### [WORK INSTRUCTIONS]
Which lines in the records below contain the word "RESIDÊNCIA"? Copy each of them.

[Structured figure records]
====================
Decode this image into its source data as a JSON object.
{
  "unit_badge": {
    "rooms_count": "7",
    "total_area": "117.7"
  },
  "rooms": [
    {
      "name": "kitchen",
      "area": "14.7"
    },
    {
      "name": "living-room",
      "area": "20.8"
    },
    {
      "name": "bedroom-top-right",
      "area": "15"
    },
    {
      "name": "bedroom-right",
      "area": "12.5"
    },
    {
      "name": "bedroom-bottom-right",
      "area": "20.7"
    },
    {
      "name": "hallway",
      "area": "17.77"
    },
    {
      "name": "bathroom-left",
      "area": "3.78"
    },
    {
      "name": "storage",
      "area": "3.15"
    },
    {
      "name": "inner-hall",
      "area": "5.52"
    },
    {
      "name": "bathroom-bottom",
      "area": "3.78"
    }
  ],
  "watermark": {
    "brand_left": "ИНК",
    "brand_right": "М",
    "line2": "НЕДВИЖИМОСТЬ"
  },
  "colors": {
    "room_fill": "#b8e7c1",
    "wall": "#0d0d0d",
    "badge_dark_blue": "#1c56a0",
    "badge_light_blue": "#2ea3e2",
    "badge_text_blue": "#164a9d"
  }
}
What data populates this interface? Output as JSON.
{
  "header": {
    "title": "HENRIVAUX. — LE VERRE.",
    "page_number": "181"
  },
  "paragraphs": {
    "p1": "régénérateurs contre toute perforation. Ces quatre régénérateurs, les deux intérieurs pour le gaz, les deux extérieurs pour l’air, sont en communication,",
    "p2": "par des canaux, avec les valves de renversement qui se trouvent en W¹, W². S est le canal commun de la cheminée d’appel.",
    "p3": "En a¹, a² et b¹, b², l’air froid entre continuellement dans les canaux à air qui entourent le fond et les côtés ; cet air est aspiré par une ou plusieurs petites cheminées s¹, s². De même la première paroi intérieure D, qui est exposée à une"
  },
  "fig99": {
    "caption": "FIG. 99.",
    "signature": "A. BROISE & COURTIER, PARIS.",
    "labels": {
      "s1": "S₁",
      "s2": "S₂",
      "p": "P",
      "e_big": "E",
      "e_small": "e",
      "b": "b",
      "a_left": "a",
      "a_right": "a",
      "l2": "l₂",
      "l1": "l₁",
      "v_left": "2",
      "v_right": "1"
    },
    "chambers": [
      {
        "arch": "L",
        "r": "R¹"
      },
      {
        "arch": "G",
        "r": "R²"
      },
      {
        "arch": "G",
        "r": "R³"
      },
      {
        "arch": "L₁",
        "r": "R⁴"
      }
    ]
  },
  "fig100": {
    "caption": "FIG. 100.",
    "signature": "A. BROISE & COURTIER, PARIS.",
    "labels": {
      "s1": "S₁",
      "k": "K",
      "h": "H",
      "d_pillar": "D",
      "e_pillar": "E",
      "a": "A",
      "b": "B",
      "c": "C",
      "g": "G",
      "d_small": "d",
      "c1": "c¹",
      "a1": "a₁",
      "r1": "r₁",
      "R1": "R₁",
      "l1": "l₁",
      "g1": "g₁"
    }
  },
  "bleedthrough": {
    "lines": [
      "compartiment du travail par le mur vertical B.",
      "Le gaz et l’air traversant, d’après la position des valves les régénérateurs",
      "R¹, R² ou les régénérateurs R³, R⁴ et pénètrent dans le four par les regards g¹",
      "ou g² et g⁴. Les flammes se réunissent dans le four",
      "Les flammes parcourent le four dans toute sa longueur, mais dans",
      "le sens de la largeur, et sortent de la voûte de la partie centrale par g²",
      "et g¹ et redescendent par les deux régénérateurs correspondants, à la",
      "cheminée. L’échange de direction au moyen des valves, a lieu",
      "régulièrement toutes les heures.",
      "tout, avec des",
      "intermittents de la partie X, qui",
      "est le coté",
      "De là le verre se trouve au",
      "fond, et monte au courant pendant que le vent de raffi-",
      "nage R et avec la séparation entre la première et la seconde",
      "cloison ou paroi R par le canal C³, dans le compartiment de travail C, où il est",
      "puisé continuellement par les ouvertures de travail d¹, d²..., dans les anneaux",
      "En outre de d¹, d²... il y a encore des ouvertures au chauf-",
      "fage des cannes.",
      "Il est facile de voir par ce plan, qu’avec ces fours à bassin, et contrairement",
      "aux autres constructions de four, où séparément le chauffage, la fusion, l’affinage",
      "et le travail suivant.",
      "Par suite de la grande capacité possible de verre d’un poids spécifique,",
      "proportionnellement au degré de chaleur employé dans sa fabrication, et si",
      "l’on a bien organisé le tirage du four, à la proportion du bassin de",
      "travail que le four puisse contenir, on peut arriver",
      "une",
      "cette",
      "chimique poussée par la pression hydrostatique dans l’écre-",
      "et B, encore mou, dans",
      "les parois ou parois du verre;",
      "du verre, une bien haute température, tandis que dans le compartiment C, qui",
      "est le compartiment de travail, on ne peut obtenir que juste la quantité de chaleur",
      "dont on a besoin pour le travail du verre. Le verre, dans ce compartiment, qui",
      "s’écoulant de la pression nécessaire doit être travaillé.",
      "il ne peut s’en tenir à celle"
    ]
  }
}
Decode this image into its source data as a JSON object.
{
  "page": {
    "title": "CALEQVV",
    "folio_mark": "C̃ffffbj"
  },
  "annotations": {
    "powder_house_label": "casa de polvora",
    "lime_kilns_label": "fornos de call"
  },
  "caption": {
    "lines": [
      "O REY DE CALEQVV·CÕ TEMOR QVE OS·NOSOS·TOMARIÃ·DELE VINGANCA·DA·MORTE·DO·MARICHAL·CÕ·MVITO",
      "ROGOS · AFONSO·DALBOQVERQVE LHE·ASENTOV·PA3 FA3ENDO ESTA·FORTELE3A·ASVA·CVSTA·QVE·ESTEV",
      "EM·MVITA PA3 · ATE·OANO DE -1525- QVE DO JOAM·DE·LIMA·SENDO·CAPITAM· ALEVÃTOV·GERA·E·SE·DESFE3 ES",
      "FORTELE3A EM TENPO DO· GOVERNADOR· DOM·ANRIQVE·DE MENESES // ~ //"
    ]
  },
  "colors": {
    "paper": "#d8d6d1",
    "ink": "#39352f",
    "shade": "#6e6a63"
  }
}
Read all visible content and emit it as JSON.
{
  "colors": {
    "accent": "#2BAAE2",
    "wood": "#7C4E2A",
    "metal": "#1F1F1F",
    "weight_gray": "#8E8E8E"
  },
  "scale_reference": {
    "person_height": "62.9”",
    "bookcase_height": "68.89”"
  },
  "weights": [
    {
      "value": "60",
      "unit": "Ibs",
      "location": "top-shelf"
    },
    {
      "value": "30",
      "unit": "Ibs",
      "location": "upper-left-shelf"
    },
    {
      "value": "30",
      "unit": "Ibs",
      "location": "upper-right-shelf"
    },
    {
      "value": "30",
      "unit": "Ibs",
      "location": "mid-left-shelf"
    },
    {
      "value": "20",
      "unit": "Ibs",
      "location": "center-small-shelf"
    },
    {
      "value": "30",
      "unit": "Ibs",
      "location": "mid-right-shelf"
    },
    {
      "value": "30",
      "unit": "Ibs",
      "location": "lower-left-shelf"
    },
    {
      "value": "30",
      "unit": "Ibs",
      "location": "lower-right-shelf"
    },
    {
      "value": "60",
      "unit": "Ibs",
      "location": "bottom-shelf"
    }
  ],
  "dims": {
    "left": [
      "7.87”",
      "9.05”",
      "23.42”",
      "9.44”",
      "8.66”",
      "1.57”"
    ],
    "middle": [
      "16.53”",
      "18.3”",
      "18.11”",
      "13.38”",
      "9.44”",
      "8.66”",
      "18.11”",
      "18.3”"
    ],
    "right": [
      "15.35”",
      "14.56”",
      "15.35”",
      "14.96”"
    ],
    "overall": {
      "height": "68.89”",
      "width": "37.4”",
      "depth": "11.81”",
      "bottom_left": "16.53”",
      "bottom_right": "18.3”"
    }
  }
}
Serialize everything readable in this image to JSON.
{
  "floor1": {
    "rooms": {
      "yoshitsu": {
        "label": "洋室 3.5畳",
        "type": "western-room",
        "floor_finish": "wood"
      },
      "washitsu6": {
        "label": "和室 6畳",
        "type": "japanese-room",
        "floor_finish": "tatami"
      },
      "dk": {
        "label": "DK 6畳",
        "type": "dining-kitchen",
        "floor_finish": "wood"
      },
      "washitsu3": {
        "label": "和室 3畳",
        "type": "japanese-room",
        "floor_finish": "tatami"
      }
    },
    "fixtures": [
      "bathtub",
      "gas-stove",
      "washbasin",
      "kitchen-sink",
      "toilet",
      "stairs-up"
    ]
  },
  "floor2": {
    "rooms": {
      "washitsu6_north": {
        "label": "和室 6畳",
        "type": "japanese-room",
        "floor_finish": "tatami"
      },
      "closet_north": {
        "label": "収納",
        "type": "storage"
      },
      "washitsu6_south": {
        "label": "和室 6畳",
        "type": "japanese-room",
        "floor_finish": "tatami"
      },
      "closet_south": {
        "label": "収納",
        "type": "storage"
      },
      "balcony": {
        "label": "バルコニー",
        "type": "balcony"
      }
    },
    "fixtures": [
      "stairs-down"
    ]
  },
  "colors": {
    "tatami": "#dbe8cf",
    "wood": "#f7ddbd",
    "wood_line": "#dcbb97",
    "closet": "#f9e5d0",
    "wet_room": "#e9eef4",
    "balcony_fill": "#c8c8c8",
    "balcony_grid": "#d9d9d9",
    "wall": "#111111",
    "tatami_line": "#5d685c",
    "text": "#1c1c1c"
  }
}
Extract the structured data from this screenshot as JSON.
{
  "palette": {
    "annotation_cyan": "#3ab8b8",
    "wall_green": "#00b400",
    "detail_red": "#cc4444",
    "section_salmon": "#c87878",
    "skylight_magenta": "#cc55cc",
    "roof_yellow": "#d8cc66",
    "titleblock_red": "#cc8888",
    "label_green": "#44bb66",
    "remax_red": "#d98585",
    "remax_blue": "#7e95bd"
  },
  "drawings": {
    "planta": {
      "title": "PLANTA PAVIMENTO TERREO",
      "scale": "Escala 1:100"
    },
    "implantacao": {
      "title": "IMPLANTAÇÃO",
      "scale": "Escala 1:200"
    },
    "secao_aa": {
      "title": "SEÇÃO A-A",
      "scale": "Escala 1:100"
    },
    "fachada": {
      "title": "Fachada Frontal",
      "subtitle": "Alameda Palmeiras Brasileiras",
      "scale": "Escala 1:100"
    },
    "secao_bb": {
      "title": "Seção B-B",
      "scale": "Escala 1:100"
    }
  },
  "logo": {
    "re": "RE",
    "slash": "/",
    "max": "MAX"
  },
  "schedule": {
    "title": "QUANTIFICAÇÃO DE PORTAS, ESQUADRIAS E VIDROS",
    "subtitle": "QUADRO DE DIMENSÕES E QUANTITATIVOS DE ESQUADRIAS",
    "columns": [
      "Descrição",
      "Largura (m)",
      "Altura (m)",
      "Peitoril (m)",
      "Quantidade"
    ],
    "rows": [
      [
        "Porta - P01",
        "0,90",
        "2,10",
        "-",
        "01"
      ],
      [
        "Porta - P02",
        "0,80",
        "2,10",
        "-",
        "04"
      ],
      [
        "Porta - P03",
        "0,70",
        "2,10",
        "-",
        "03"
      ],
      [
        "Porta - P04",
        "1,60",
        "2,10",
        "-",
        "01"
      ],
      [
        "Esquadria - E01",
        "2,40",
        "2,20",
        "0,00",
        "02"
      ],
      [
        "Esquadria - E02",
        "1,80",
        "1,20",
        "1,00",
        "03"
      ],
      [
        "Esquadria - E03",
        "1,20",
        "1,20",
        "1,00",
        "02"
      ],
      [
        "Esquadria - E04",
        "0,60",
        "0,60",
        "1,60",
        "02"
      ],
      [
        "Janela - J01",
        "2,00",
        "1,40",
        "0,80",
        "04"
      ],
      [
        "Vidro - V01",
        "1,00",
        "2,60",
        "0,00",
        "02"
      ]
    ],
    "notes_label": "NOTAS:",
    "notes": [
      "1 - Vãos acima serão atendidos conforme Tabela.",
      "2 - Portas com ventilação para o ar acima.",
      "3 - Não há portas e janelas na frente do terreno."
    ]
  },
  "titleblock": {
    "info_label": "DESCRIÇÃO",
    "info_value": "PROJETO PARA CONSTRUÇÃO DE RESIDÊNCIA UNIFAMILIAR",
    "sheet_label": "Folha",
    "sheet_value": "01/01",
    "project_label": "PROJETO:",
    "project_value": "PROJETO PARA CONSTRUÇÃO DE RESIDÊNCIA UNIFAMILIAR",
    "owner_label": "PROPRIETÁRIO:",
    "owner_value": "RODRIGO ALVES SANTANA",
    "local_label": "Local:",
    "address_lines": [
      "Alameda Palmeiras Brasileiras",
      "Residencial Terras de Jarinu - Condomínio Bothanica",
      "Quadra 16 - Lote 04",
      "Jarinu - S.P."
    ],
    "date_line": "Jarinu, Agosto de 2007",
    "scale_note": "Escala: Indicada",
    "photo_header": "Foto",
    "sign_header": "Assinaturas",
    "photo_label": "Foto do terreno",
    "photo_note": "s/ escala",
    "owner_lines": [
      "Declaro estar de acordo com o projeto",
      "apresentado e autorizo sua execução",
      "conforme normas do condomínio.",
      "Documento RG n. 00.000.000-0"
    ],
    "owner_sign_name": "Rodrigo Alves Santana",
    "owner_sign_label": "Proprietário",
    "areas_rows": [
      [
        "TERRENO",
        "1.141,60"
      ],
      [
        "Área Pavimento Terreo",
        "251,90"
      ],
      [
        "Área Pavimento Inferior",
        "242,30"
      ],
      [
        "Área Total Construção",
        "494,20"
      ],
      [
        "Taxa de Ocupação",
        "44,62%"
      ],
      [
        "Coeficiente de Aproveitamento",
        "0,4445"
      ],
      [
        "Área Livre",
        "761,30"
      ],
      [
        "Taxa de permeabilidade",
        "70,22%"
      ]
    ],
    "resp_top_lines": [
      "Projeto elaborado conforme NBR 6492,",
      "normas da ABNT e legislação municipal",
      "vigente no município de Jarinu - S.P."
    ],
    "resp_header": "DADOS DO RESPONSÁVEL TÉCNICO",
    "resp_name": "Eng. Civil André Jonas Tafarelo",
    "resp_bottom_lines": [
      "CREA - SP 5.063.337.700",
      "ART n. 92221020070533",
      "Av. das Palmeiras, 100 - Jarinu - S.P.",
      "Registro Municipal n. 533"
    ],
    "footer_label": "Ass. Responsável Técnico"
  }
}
====================
### [RESULT OF THE TASK]
    "info_value": "PROJETO PARA CONSTRUÇÃO DE RESIDÊNCIA UNIFAMILIAR",
    "project_value": "PROJETO PARA CONSTRUÇÃO DE RESIDÊNCIA UNIFAMILIAR",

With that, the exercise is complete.